Directions for this task: In the text on mold inspection costs, what price range is given for lab testing?
[Page text Boundary: Start]
Cost data is based on actual project costs as reported by 7,330 HomeAdvisor members.

Mold Inspection Cost Factors

As you begin your research on mold inspections, you'll quickly find that flat rates aren't the norm. Several factors can affect your final cost, including your home size, location accessibility, and the mold type you're potentially dealing with.

Mold Testing 

Mold testing costs around $250 to $350. To conduct a test, inspectors will take air or surface samples in the home to find out if there's mold. Mold testing is necessary because it confirms the presence of mold in your home and identifies what type of mold is there and how many mold spores are in the air, which all make a difference when it's time for remediation. 

Lab Testing 

Some mold inspectors may also do lab testing, which costs approximately $400 to $500. In this case, the inspector will gather several pieces of household material and physically take them to an independent lab for testing. Instead of examining swabs under a microscope, the lab can examine tangible items from inside your home. 

Size of the Home 

Like most service-oriented jobs, you'll have to factor in the size of your home into the cost of your mold inspection. Mold inspection costs can range from $300 to $1,000. The more ground an inspector has to cover, the more you can expect to pay for the inspection.
[Page text Boundary: End]
[Study material Boundary: Start]
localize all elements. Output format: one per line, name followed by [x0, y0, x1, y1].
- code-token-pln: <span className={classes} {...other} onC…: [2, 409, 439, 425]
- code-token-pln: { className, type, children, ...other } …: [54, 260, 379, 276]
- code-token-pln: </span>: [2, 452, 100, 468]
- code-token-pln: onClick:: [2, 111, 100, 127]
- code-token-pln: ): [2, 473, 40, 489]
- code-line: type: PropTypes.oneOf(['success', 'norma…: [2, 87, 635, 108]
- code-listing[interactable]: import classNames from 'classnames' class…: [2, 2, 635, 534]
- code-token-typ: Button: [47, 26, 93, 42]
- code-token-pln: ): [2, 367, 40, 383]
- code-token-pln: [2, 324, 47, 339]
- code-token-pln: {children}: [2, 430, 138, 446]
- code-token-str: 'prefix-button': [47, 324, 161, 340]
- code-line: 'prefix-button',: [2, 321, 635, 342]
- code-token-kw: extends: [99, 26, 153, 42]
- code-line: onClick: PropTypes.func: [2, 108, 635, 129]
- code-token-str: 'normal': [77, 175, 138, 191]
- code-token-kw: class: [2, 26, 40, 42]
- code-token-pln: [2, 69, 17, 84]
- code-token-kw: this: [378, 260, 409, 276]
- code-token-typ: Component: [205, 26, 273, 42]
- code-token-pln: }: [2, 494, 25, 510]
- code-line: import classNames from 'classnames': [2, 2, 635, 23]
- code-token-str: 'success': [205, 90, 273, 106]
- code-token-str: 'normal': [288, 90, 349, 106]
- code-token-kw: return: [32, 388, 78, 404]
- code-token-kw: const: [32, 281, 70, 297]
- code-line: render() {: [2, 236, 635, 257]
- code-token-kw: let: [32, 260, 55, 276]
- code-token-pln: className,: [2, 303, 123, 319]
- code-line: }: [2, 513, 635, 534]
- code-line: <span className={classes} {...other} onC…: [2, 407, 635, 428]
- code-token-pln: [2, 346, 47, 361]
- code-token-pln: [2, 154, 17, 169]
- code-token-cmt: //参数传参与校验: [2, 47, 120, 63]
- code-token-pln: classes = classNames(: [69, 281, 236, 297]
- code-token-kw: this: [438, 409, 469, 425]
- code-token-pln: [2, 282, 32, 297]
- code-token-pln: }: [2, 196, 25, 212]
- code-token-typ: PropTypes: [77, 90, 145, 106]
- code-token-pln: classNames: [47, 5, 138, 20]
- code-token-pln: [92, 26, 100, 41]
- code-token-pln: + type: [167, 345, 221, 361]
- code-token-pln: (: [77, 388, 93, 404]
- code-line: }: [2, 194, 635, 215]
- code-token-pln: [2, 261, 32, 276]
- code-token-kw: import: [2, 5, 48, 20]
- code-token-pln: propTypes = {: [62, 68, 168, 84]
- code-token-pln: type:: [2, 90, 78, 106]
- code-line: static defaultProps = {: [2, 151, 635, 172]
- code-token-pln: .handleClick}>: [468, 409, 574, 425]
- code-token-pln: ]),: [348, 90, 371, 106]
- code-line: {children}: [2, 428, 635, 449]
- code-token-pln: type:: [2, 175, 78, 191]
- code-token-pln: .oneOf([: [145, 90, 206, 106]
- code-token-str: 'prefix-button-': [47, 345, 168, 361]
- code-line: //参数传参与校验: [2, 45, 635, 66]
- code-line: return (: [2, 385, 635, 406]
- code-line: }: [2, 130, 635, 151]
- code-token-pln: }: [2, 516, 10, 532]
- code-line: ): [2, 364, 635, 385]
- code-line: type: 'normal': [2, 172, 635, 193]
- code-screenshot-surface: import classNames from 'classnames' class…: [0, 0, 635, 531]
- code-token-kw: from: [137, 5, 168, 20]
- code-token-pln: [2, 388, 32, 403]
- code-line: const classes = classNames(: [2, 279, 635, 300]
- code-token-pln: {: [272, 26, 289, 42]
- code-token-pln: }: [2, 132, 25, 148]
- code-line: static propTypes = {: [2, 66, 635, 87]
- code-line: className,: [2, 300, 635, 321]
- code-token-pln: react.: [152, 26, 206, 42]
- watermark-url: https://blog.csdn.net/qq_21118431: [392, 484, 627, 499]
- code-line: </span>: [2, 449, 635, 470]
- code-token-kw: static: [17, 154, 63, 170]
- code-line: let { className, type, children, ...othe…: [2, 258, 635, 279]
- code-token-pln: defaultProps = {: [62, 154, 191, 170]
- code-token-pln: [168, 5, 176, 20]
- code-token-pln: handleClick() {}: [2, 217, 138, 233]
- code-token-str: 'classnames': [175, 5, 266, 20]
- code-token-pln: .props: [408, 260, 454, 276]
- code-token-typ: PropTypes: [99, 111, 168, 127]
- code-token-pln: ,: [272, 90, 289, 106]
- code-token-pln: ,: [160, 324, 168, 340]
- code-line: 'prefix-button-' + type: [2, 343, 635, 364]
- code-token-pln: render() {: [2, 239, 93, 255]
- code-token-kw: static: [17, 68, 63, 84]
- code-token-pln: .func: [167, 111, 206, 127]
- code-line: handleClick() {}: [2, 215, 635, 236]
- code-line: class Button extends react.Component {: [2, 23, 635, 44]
[Study material Boundary: End]
Answer space: About $400 to $500.